## Instructions to follow
Retype the full set of records. Keep every character identical.

Collected data:
##############################
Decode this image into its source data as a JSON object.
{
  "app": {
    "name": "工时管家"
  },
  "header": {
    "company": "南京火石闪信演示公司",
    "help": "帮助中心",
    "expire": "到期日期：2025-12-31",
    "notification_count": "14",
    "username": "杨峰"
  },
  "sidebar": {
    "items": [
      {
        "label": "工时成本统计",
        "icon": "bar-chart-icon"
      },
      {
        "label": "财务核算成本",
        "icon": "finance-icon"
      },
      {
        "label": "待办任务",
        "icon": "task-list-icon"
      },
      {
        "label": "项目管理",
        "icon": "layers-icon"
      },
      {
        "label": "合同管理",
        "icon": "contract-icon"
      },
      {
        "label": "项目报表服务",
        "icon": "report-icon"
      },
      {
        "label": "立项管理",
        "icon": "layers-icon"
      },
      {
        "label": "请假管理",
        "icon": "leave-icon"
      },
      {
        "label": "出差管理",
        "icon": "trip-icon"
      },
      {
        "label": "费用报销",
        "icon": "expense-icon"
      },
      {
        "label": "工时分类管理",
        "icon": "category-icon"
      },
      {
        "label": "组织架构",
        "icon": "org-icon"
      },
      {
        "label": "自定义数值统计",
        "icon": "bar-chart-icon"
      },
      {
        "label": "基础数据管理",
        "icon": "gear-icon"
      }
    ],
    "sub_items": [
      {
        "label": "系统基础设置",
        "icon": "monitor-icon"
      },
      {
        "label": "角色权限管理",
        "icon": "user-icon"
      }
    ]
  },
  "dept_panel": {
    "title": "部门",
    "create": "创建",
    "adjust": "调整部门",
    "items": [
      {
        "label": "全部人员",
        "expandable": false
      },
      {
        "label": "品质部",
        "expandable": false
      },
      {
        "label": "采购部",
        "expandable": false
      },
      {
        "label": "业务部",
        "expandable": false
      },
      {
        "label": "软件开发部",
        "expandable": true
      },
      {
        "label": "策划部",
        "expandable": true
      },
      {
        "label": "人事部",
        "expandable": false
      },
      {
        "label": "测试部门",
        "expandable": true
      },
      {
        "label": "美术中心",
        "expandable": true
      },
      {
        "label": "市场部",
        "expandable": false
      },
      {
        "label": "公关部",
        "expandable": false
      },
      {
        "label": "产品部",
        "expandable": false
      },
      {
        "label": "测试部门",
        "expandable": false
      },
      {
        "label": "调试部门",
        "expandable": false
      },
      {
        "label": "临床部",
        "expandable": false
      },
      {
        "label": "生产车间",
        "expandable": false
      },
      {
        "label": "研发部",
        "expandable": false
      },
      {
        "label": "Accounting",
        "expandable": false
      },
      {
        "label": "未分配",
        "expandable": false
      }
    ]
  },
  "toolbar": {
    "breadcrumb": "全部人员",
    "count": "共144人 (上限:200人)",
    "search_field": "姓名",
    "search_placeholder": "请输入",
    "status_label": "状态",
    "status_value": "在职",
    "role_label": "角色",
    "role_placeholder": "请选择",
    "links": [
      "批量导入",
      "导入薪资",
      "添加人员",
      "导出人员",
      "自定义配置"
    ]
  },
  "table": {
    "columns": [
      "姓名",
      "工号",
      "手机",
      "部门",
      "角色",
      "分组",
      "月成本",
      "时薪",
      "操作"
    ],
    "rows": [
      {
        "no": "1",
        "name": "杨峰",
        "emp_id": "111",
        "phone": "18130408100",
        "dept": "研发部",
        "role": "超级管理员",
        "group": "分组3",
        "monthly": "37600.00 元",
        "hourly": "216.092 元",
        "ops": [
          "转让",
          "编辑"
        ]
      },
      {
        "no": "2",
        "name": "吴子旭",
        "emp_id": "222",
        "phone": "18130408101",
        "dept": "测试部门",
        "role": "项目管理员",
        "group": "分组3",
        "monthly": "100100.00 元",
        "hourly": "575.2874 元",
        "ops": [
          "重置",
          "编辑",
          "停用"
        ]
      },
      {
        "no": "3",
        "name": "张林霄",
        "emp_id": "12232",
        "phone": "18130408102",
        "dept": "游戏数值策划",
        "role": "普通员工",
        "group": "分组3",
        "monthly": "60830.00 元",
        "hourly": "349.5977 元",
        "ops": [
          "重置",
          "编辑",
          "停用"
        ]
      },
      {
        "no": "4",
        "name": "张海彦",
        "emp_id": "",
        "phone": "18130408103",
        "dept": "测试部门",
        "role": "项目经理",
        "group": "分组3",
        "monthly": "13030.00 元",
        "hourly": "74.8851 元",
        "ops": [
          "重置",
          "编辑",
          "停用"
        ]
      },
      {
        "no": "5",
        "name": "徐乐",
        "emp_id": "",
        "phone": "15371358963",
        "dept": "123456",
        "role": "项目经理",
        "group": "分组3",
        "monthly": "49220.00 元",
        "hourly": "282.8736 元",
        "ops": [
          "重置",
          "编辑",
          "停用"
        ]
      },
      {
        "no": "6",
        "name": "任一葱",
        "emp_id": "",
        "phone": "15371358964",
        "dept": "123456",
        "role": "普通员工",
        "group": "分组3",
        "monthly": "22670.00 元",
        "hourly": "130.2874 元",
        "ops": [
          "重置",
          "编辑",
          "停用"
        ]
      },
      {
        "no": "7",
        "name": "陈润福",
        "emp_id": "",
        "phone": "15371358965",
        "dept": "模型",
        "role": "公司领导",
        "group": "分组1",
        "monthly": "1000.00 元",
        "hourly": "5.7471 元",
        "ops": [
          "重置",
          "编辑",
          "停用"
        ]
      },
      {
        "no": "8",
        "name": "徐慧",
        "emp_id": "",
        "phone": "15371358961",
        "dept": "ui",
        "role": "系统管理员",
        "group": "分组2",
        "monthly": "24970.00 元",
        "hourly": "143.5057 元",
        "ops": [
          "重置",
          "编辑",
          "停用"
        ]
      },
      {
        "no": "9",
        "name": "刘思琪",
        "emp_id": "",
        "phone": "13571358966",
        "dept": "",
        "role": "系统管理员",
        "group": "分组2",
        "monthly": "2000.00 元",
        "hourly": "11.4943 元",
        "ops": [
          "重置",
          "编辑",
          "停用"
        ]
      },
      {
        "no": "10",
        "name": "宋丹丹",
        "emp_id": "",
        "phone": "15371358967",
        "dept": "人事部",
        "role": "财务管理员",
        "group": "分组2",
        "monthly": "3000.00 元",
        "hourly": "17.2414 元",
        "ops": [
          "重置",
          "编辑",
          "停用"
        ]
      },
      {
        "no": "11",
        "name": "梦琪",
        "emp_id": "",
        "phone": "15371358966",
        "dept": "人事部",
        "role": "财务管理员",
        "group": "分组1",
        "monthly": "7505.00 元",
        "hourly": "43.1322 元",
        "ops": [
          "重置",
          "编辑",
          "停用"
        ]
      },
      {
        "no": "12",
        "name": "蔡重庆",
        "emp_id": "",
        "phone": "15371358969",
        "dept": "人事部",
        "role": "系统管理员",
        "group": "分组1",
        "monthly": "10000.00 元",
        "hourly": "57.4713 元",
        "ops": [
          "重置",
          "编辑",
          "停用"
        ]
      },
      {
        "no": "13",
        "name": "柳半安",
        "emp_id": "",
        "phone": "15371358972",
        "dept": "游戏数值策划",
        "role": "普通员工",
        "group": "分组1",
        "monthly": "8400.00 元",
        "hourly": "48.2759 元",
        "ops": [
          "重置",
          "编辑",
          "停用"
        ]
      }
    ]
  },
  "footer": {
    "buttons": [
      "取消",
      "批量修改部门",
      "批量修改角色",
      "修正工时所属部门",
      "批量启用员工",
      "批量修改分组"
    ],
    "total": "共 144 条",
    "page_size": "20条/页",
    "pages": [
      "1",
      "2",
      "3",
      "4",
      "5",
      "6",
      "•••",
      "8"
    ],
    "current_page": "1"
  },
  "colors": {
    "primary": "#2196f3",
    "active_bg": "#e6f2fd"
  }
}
##############################
## Task result
Decode this image into its source data as a JSON object.
{
  "app": {
    "name": "工时管家"
  },
  "header": {
    "company": "南京火石闪信演示公司",
    "help": "帮助中心",
    "expire": "到期日期：2025-12-31",
    "notification_count": "14",
    "username": "杨峰"
  },
  "sidebar": {
    "items": [
      {
        "label": "工时成本统计",
        "icon": "bar-chart-icon"
      },
      {
        "label": "财务核算成本",
        "icon": "finance-icon"
      },
      {
        "label": "待办任务",
        "icon": "task-list-icon"
      },
      {
        "label": "项目管理",
        "icon": "layers-icon"
      },
      {
        "label": "合同管理",
        "icon": "contract-icon"
      },
      {
        "label": "项目报表服务",
        "icon": "report-icon"
      },
      {
        "label": "立项管理",
        "icon": "layers-icon"
      },
      {
        "label": "请假管理",
        "icon": "leave-icon"
      },
      {
        "label": "出差管理",
        "icon": "trip-icon"
      },
      {
        "label": "费用报销",
        "icon": "expense-icon"
      },
      {
        "label": "工时分类管理",
        "icon": "category-icon"
      },
      {
        "label": "组织架构",
        "icon": "org-icon"
      },
      {
        "label": "自定义数值统计",
        "icon": "bar-chart-icon"
      },
      {
        "label": "基础数据管理",
        "icon": "gear-icon"
      }
    ],
    "sub_items": [
      {
        "label": "系统基础设置",
        "icon": "monitor-icon"
      },
      {
        "label": "角色权限管理",
        "icon": "user-icon"
      }
    ]
  },
  "dept_panel": {
    "title": "部门",
    "create": "创建",
    "adjust": "调整部门",
    "items": [
      {
        "label": "全部人员",
        "expandable": false
      },
      {
        "label": "品质部",
        "expandable": false
      },
      {
        "label": "采购部",
        "expandable": false
      },
      {
        "label": "业务部",
        "expandable": false
      },
      {
        "label": "软件开发部",
        "expandable": true
      },
      {
        "label": "策划部",
        "expandable": true
      },
      {
        "label": "人事部",
        "expandable": false
      },
      {
        "label": "测试部门",
        "expandable": true
      },
      {
        "label": "美术中心",
        "expandable": true
      },
      {
        "label": "市场部",
        "expandable": false
      },
      {
        "label": "公关部",
        "expandable": false
      },
      {
        "label": "产品部",
        "expandable": false
      },
      {
        "label": "测试部门",
        "expandable": false
      },
      {
        "label": "调试部门",
        "expandable": false
      },
      {
        "label": "临床部",
        "expandable": false
      },
      {
        "label": "生产车间",
        "expandable": false
      },
      {
        "label": "研发部",
        "expandable": false
      },
      {
        "label": "Accounting",
        "expandable": false
      },
      {
        "label": "未分配",
        "expandable": false
      }
    ]
  },
  "toolbar": {
    "breadcrumb": "全部人员",
    "count": "共144人 (上限:200人)",
    "search_field": "姓名",
    "search_placeholder": "请输入",
    "status_label": "状态",
    "status_value": "在职",
    "role_label": "角色",
    "role_placeholder": "请选择",
    "links": [
      "批量导入",
      "导入薪资",
      "添加人员",
      "导出人员",
      "自定义配置"
    ]
  },
  "table": {
    "columns": [
      "姓名",
      "工号",
      "手机",
      "部门",
      "角色",
      "分组",
      "月成本",
      "时薪",
      "操作"
    ],
    "rows": [
      {
        "no": "1",
        "name": "杨峰",
        "emp_id": "111",
        "phone": "18130408100",
        "dept": "研发部",
        "role": "超级管理员",
        "group": "分组3",
        "monthly": "37600.00 元",
        "hourly": "216.092 元",
        "ops": [
          "转让",
          "编辑"
        ]
      },
      {
        "no": "2",
        "name": "吴子旭",
        "emp_id": "222",
        "phone": "18130408101",
        "dept": "测试部门",
        "role": "项目管理员",
        "group": "分组3",
        "monthly": "100100.00 元",
        "hourly": "575.2874 元",
        "ops": [
          "重置",
          "编辑",
          "停用"
        ]
      },
      {
        "no": "3",
        "name": "张林霄",
        "emp_id": "12232",
        "phone": "18130408102",
        "dept": "游戏数值策划",
        "role": "普通员工",
        "group": "分组3",
        "monthly": "60830.00 元",
        "hourly": "349.5977 元",
        "ops": [
          "重置",
          "编辑",
          "停用"
        ]
      },
      {
        "no": "4",
        "name": "张海彦",
        "emp_id": "",
        "phone": "18130408103",
        "dept": "测试部门",
        "role": "项目经理",
        "group": "分组3",
        "monthly": "13030.00 元",
        "hourly": "74.8851 元",
        "ops": [
          "重置",
          "编辑",
          "停用"
        ]
      },
      {
        "no": "5",
        "name": "徐乐",
        "emp_id": "",
        "phone": "15371358963",
        "dept": "123456",
        "role": "项目经理",
        "group": "分组3",
        "monthly": "49220.00 元",
        "hourly": "282.8736 元",
        "ops": [
          "重置",
          "编辑",
          "停用"
        ]
      },
      {
        "no": "6",
        "name": "任一葱",
        "emp_id": "",
        "phone": "15371358964",
        "dept": "123456",
        "role": "普通员工",
        "group": "分组3",
        "monthly": "22670.00 元",
        "hourly": "130.2874 元",
        "ops": [
          "重置",
          "编辑",
          "停用"
        ]
      },
      {
        "no": "7",
        "name": "陈润福",
        "emp_id": "",
        "phone": "15371358965",
        "dept": "模型",
        "role": "公司领导",
        "group": "分组1",
        "monthly": "1000.00 元",
        "hourly": "5.7471 元",
        "ops": [
          "重置",
          "编辑",
          "停用"
        ]
      },
      {
        "no": "8",
        "name": "徐慧",
        "emp_id": "",
        "phone": "15371358961",
        "dept": "ui",
        "role": "系统管理员",
        "group": "分组2",
        "monthly": "24970.00 元",
        "hourly": "143.5057 元",
        "ops": [
          "重置",
          "编辑",
          "停用"
        ]
      },
      {
        "no": "9",
        "name": "刘思琪",
        "emp_id": "",
        "phone": "13571358966",
        "dept": "",
        "role": "系统管理员",
        "group": "分组2",
        "monthly": "2000.00 元",
        "hourly": "11.4943 元",
        "ops": [
          "重置",
          "编辑",
          "停用"
        ]
      },
      {
        "no": "10",
        "name": "宋丹丹",
        "emp_id": "",
        "phone": "15371358967",
        "dept": "人事部",
        "role": "财务管理员",
        "group": "分组2",
        "monthly": "3000.00 元",
        "hourly": "17.2414 元",
        "ops": [
          "重置",
          "编辑",
          "停用"
        ]
      },
      {
        "no": "11",
        "name": "梦琪",
        "emp_id": "",
        "phone": "15371358966",
        "dept": "人事部",
        "role": "财务管理员",
        "group": "分组1",
        "monthly": "7505.00 元",
        "hourly": "43.1322 元",
        "ops": [
          "重置",
          "编辑",
          "停用"
        ]
      },
      {
        "no": "12",
        "name": "蔡重庆",
        "emp_id": "",
        "phone": "15371358969",
        "dept": "人事部",
        "role": "系统管理员",
        "group": "分组1",
        "monthly": "10000.00 元",
        "hourly": "57.4713 元",
        "ops": [
          "重置",
          "编辑",
          "停用"
        ]
      },
      {
        "no": "13",
        "name": "柳半安",
        "emp_id": "",
        "phone": "15371358972",
        "dept": "游戏数值策划",
        "role": "普通员工",
        "group": "分组1",
        "monthly": "8400.00 元",
        "hourly": "48.2759 元",
        "ops": [
          "重置",
          "编辑",
          "停用"
        ]
      }
    ]
  },
  "footer": {
    "buttons": [
      "取消",
      "批量修改部门",
      "批量修改角色",
      "修正工时所属部门",
      "批量启用员工",
      "批量修改分组"
    ],
    "total": "共 144 条",
    "page_size": "20条/页",
    "pages": [
      "1",
      "2",
      "3",
      "4",
      "5",
      "6",
      "•••",
      "8"
    ],
    "current_page": "1"
  },
  "colors": {
    "primary": "#2196f3",
    "active_bg": "#e6f2fd"
  }
}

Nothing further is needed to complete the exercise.